READING TEXT: Begin

OK. Just to prove that I haven’t been wasting all my time during my quasi-retirement, I wrote a novel last year, Then We Ran. Here’s the blurb: In Then We Ran, a bond to run a marathon each month for a year joins two runners, an older man and a younger woman, as they strive to rebuild their lives.
Now comes the dicey part: figuring out how to best publish the book. And there are plenty of options now, including self-publishing and posting an e-book for those who have a Nook, Kindle and so on. But just for the hell of it, I’m going to pursue the more traditional route of trying to find an agent who will help me land a contract with what I guess is now referred to as a mainstream or traditional publisher.
We’ll see. I know virtually nothing about this — although I see some parallels in the world of book publishing to what I’ve seen (and continue to see) in journalism and the news media. And if nothing else, it will give me something new to opine about occasionally on this blog.
Hey, every time I write these days about the crisis in education, the crashing and burning of America’s middle class, or the pitfalls of a weak economy and long-term unemployment I can almost hear the collective yawn roaring back through my computer screen. And, since I’m barred from opining about Her Royal Hotness, Pippa, for reasons that I won’t elaborate on, well that pretty much only leaves the Anybody-But-Romney Republican presidential hopefuls and the Kardashians. Yawn.

READING TEXT: End
EXTRACTED MATERIAL: Begin

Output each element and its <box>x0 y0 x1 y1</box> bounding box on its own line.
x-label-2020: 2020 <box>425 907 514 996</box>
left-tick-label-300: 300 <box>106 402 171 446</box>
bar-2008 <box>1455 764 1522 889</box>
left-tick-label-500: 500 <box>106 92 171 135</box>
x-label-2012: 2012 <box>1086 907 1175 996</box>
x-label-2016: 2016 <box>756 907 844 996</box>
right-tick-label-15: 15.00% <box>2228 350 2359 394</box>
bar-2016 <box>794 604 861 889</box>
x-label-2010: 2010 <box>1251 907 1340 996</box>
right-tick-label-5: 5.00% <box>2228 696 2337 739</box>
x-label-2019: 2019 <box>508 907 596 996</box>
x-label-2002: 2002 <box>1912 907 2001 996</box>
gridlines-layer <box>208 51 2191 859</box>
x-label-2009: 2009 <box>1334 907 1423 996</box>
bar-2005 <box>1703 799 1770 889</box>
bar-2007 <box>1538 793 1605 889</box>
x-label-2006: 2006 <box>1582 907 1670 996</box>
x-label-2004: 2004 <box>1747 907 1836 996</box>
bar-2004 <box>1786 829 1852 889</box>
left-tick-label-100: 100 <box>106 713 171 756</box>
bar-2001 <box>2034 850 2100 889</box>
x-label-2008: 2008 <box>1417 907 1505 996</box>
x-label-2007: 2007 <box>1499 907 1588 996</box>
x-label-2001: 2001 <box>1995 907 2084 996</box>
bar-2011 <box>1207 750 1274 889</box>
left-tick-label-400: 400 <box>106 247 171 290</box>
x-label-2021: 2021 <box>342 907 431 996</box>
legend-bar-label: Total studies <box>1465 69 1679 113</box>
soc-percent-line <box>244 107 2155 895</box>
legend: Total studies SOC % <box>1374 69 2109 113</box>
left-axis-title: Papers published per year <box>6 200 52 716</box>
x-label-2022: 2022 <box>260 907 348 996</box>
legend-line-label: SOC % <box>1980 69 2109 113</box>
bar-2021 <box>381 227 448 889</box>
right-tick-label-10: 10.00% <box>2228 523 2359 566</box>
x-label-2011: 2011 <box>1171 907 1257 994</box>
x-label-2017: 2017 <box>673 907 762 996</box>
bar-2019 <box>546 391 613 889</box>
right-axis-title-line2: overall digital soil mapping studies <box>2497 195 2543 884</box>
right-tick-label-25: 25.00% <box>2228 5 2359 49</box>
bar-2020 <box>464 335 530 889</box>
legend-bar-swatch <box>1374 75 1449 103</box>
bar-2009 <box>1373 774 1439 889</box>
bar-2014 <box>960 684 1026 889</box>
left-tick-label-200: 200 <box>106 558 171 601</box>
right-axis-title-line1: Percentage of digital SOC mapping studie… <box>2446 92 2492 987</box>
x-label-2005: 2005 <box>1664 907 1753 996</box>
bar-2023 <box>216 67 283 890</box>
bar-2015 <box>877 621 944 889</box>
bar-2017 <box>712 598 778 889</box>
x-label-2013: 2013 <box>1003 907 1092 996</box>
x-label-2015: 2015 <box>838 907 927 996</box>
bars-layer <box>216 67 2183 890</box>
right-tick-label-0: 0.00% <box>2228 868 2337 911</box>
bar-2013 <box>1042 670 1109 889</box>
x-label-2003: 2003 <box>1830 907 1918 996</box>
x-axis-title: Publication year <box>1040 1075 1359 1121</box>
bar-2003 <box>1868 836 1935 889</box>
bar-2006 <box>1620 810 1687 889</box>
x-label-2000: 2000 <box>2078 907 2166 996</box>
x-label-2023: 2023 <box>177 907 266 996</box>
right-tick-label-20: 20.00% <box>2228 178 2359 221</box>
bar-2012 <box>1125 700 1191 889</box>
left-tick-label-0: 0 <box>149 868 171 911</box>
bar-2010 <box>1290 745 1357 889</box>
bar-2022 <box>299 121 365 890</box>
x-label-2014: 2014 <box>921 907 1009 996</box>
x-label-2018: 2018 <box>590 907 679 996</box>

EXTRACTED MATERIAL: End

REQUIRED ACTIONS →
1. In the post about publishing the novel, write out again the passage that begins at the words "Now comes the" and ends after "on this blog.", putting "editor" in place of "agent".
2. Pick up the blog post about the novel Then We Ran right after its final sentence and keep writing.

OUTPUTS FOR THE TASKS →
1.
Now comes the dicey part: figuring out how to best publish the book. And there are plenty of options now, including self-publishing and posting an e-book for those who have a Nook, Kindle and so on. But just for the hell of it, I’m going to pursue the more traditional route of trying to find an editor who will help me land a contract with what I guess is now referred to as a mainstream or traditional publisher.
We’ll see. I know virtually nothing about this — although I see some parallels in the world of book publishing to what I’ve seen (and continue to see) in journalism and the news media. And if nothing else, it will give me something new to opine about occasionally on this blog.

2.
So I’ll spend at least some of my time sharing the experience of trying to get a book published.
Andy Rooney, the CBS 60 Minutes pundit and writer who died late last year, remarked that he always found it interesting how many people wanted to write a book — if only they had the time. The assumption, he said (and I’m paraphrasing here) was that writing is easy and that anybody could do it but that things like jobs, family and an addiction to reality TV got in the way.
The solution: put off writing the Great American Novel until retirement. Rooney wondered why so many wanted to write a book in retirement — rather than let’s say argue a case before the Supreme Court or perform open heart surgery.
Well, I’ve written a book. Now we’ll see if it would have been easier to go before the Supreme Court.